• [RECORDS]:

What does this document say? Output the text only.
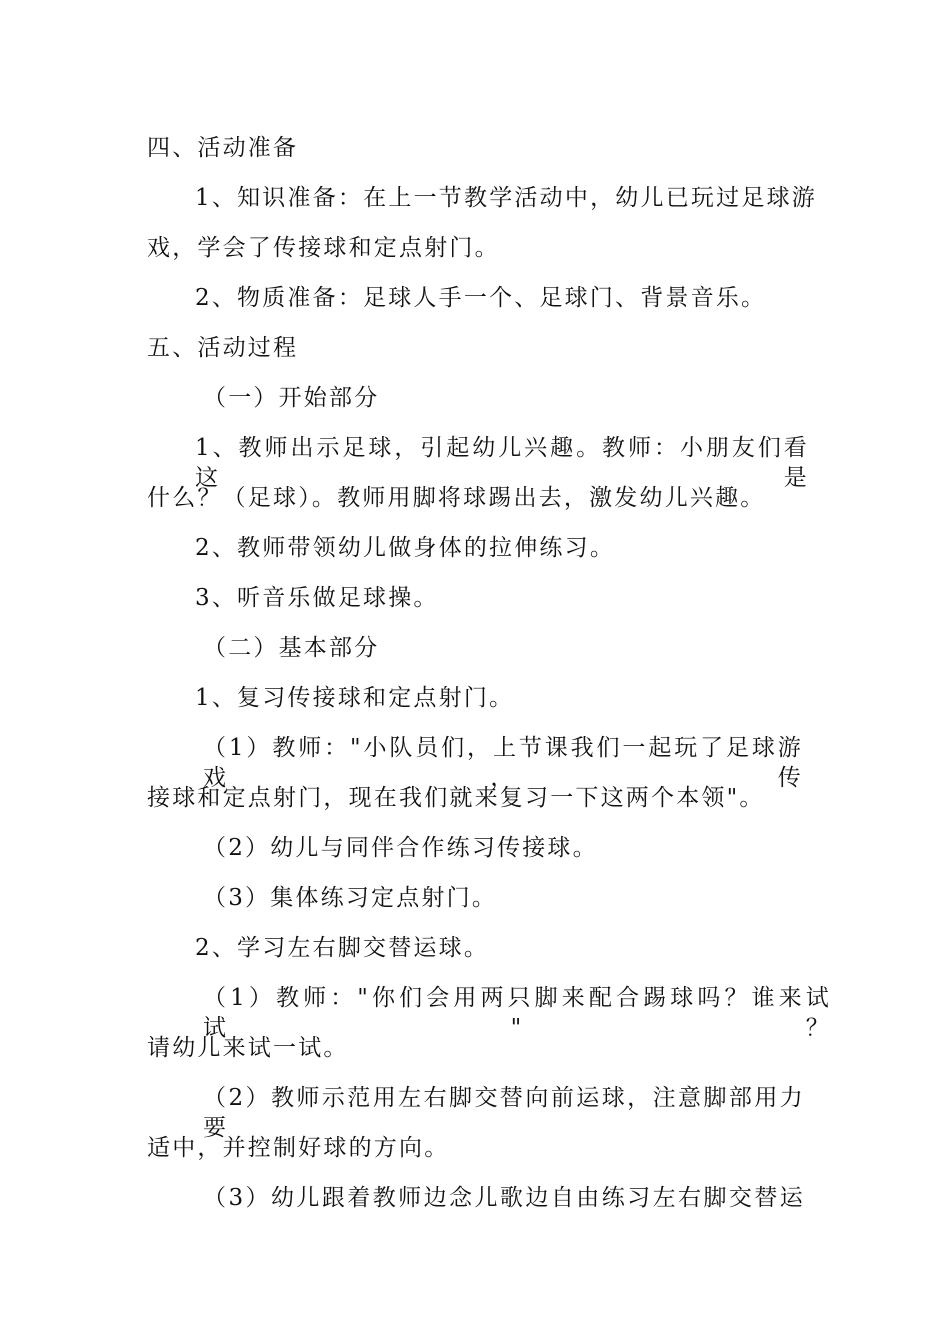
四、活动准备
1、知识准备：在上一节教学活动中，幼儿已玩过足球游
戏，学会了传接球和定点射门。
2、物质准备：足球人手一个、足球门、背景音乐。
五、活动过程
（一）开始部分
1、教师出示足球，引起幼儿兴趣。教师：小朋友们看这是
什么？（足球）。教师用脚将球踢出去，激发幼儿兴趣。
2、教师带领幼儿做身体的拉伸练习。
3、听音乐做足球操。
（二）基本部分
1、复习传接球和定点射门。
（1）教师："小队员们，上节课我们一起玩了足球游戏，传
接球和定点射门，现在我们就来复习一下这两个本领"。
（2）幼儿与同伴合作练习传接球。
（3）集体练习定点射门。
2、学习左右脚交替运球。
（1）教师："你们会用两只脚来配合踢球吗？谁来试试"？
请幼儿来试一试。
（2）教师示范用左右脚交替向前运球，注意脚部用力要
适中，并控制好球的方向。
（3）幼儿跟着教师边念儿歌边自由练习左右脚交替运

• [REQUEST]: Go back to the records above and write them out exactly, without the pictures.

• [OUTPUT FOR THIS TASK]:
What does this document say? Output the text only.
四、活动准备
1、知识准备：在上一节教学活动中，幼儿已玩过足球游
戏，学会了传接球和定点射门。
2、物质准备：足球人手一个、足球门、背景音乐。
五、活动过程
（一）开始部分
1、教师出示足球，引起幼儿兴趣。教师：小朋友们看这是
什么？（足球）。教师用脚将球踢出去，激发幼儿兴趣。
2、教师带领幼儿做身体的拉伸练习。
3、听音乐做足球操。
（二）基本部分
1、复习传接球和定点射门。
（1）教师："小队员们，上节课我们一起玩了足球游戏，传
接球和定点射门，现在我们就来复习一下这两个本领"。
（2）幼儿与同伴合作练习传接球。
（3）集体练习定点射门。
2、学习左右脚交替运球。
（1）教师："你们会用两只脚来配合踢球吗？谁来试试"？
请幼儿来试一试。
（2）教师示范用左右脚交替向前运球，注意脚部用力要
适中，并控制好球的方向。
（3）幼儿跟着教师边念儿歌边自由练习左右脚交替运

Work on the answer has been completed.